[Saved data entries]
════

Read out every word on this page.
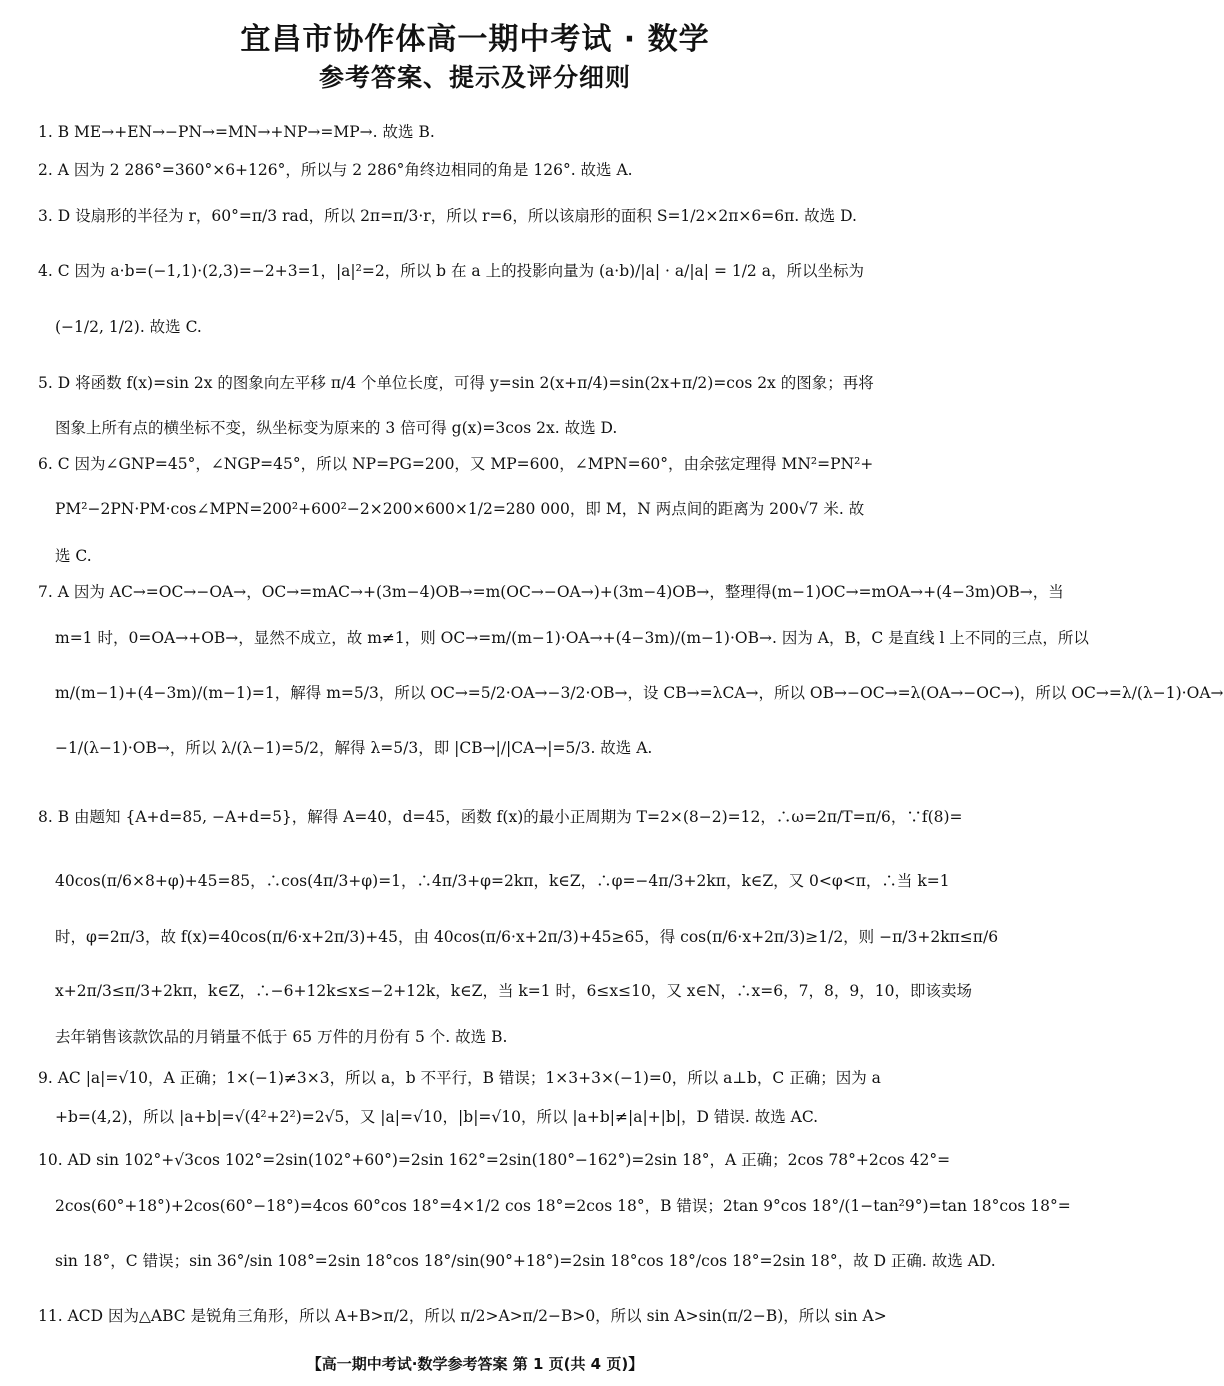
宜昌市协作体高一期中考试 · 数学
参考答案、提示及评分细则
1. B ME→+EN→−PN→=MN→+NP→=MP→. 故选 B.
2. A 因为 2 286°=360°×6+126°，所以与 2 286°角终边相同的角是 126°. 故选 A.
3. D 设扇形的半径为 r，60°=π/3 rad，所以 2π=π/3·r，所以 r=6，所以该扇形的面积 S=1/2×2π×6=6π. 故选 D.
4. C 因为 a·b=(−1,1)·(2,3)=−2+3=1，|a|²=2，所以 b 在 a 上的投影向量为 (a·b)/|a| · a/|a| = 1/2 a，所以坐标为
(−1/2, 1/2). 故选 C.
5. D 将函数 f(x)=sin 2x 的图象向左平移 π/4 个单位长度，可得 y=sin 2(x+π/4)=sin(2x+π/2)=cos 2x 的图象；再将
图象上所有点的横坐标不变，纵坐标变为原来的 3 倍可得 g(x)=3cos 2x. 故选 D.
6. C 因为∠GNP=45°，∠NGP=45°，所以 NP=PG=200，又 MP=600，∠MPN=60°，由余弦定理得 MN²=PN²+
PM²−2PN·PM·cos∠MPN=200²+600²−2×200×600×1/2=280 000，即 M，N 两点间的距离为 200√7 米. 故
选 C.
7. A 因为 AC→=OC→−OA→，OC→=mAC→+(3m−4)OB→=m(OC→−OA→)+(3m−4)OB→，整理得(m−1)OC→=mOA→+(4−3m)OB→，当
m=1 时，0=OA→+OB→，显然不成立，故 m≠1，则 OC→=m/(m−1)·OA→+(4−3m)/(m−1)·OB→. 因为 A，B，C 是直线 l 上不同的三点，所以
m/(m−1)+(4−3m)/(m−1)=1，解得 m=5/3，所以 OC→=5/2·OA→−3/2·OB→，设 CB→=λCA→，所以 OB→−OC→=λ(OA→−OC→)，所以 OC→=λ/(λ−1)·OA→
−1/(λ−1)·OB→，所以 λ/(λ−1)=5/2，解得 λ=5/3，即 |CB→|/|CA→|=5/3. 故选 A.
8. B 由题知 {A+d=85, −A+d=5}，解得 A=40，d=45，函数 f(x)的最小正周期为 T=2×(8−2)=12，∴ω=2π/T=π/6，∵f(8)=
40cos(π/6×8+φ)+45=85，∴cos(4π/3+φ)=1，∴4π/3+φ=2kπ，k∈Z，∴φ=−4π/3+2kπ，k∈Z，又 0<φ<π，∴当 k=1
时，φ=2π/3，故 f(x)=40cos(π/6·x+2π/3)+45，由 40cos(π/6·x+2π/3)+45≥65，得 cos(π/6·x+2π/3)≥1/2，则 −π/3+2kπ≤π/6
x+2π/3≤π/3+2kπ，k∈Z，∴−6+12k≤x≤−2+12k，k∈Z，当 k=1 时，6≤x≤10，又 x∈N，∴x=6，7，8，9，10，即该卖场
去年销售该款饮品的月销量不低于 65 万件的月份有 5 个. 故选 B.
9. AC |a|=√10，A 正确；1×(−1)≠3×3，所以 a，b 不平行，B 错误；1×3+3×(−1)=0，所以 a⊥b，C 正确；因为 a
+b=(4,2)，所以 |a+b|=√(4²+2²)=2√5，又 |a|=√10，|b|=√10，所以 |a+b|≠|a|+|b|，D 错误. 故选 AC.
10. AD sin 102°+√3cos 102°=2sin(102°+60°)=2sin 162°=2sin(180°−162°)=2sin 18°，A 正确；2cos 78°+2cos 42°=
2cos(60°+18°)+2cos(60°−18°)=4cos 60°cos 18°=4×1/2 cos 18°=2cos 18°，B 错误；2tan 9°cos 18°/(1−tan²9°)=tan 18°cos 18°=
sin 18°，C 错误；sin 36°/sin 108°=2sin 18°cos 18°/sin(90°+18°)=2sin 18°cos 18°/cos 18°=2sin 18°，故 D 正确. 故选 AD.
11. ACD 因为△ABC 是锐角三角形，所以 A+B>π/2，所以 π/2>A>π/2−B>0，所以 sin A>sin(π/2−B)，所以 sin A>
【高一期中考试·数学参考答案 第 1 页(共 4 页)】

════

> **TASK INSTRUCTIONS**
Restate the records above in full, word for word. Keep pictures out.

> **SOLVED EXERCISE**
Read out every word on this page.
宜昌市协作体高一期中考试 · 数学
参考答案、提示及评分细则
1. B ME→+EN→−PN→=MN→+NP→=MP→. 故选 B.
2. A 因为 2 286°=360°×6+126°，所以与 2 286°角终边相同的角是 126°. 故选 A.
3. D 设扇形的半径为 r，60°=π/3 rad，所以 2π=π/3·r，所以 r=6，所以该扇形的面积 S=1/2×2π×6=6π. 故选 D.
4. C 因为 a·b=(−1,1)·(2,3)=−2+3=1，|a|²=2，所以 b 在 a 上的投影向量为 (a·b)/|a| · a/|a| = 1/2 a，所以坐标为
(−1/2, 1/2). 故选 C.
5. D 将函数 f(x)=sin 2x 的图象向左平移 π/4 个单位长度，可得 y=sin 2(x+π/4)=sin(2x+π/2)=cos 2x 的图象；再将
图象上所有点的横坐标不变，纵坐标变为原来的 3 倍可得 g(x)=3cos 2x. 故选 D.
6. C 因为∠GNP=45°，∠NGP=45°，所以 NP=PG=200，又 MP=600，∠MPN=60°，由余弦定理得 MN²=PN²+
PM²−2PN·PM·cos∠MPN=200²+600²−2×200×600×1/2=280 000，即 M，N 两点间的距离为 200√7 米. 故
选 C.
7. A 因为 AC→=OC→−OA→，OC→=mAC→+(3m−4)OB→=m(OC→−OA→)+(3m−4)OB→，整理得(m−1)OC→=mOA→+(4−3m)OB→，当
m=1 时，0=OA→+OB→，显然不成立，故 m≠1，则 OC→=m/(m−1)·OA→+(4−3m)/(m−1)·OB→. 因为 A，B，C 是直线 l 上不同的三点，所以
m/(m−1)+(4−3m)/(m−1)=1，解得 m=5/3，所以 OC→=5/2·OA→−3/2·OB→，设 CB→=λCA→，所以 OB→−OC→=λ(OA→−OC→)，所以 OC→=λ/(λ−1)·OA→
−1/(λ−1)·OB→，所以 λ/(λ−1)=5/2，解得 λ=5/3，即 |CB→|/|CA→|=5/3. 故选 A.
8. B 由题知 {A+d=85, −A+d=5}，解得 A=40，d=45，函数 f(x)的最小正周期为 T=2×(8−2)=12，∴ω=2π/T=π/6，∵f(8)=
40cos(π/6×8+φ)+45=85，∴cos(4π/3+φ)=1，∴4π/3+φ=2kπ，k∈Z，∴φ=−4π/3+2kπ，k∈Z，又 0<φ<π，∴当 k=1
时，φ=2π/3，故 f(x)=40cos(π/6·x+2π/3)+45，由 40cos(π/6·x+2π/3)+45≥65，得 cos(π/6·x+2π/3)≥1/2，则 −π/3+2kπ≤π/6
x+2π/3≤π/3+2kπ，k∈Z，∴−6+12k≤x≤−2+12k，k∈Z，当 k=1 时，6≤x≤10，又 x∈N，∴x=6，7，8，9，10，即该卖场
去年销售该款饮品的月销量不低于 65 万件的月份有 5 个. 故选 B.
9. AC |a|=√10，A 正确；1×(−1)≠3×3，所以 a，b 不平行，B 错误；1×3+3×(−1)=0，所以 a⊥b，C 正确；因为 a
+b=(4,2)，所以 |a+b|=√(4²+2²)=2√5，又 |a|=√10，|b|=√10，所以 |a+b|≠|a|+|b|，D 错误. 故选 AC.
10. AD sin 102°+√3cos 102°=2sin(102°+60°)=2sin 162°=2sin(180°−162°)=2sin 18°，A 正确；2cos 78°+2cos 42°=
2cos(60°+18°)+2cos(60°−18°)=4cos 60°cos 18°=4×1/2 cos 18°=2cos 18°，B 错误；2tan 9°cos 18°/(1−tan²9°)=tan 18°cos 18°=
sin 18°，C 错误；sin 36°/sin 108°=2sin 18°cos 18°/sin(90°+18°)=2sin 18°cos 18°/cos 18°=2sin 18°，故 D 正确. 故选 AD.
11. ACD 因为△ABC 是锐角三角形，所以 A+B>π/2，所以 π/2>A>π/2−B>0，所以 sin A>sin(π/2−B)，所以 sin A>
【高一期中考试·数学参考答案 第 1 页(共 4 页)】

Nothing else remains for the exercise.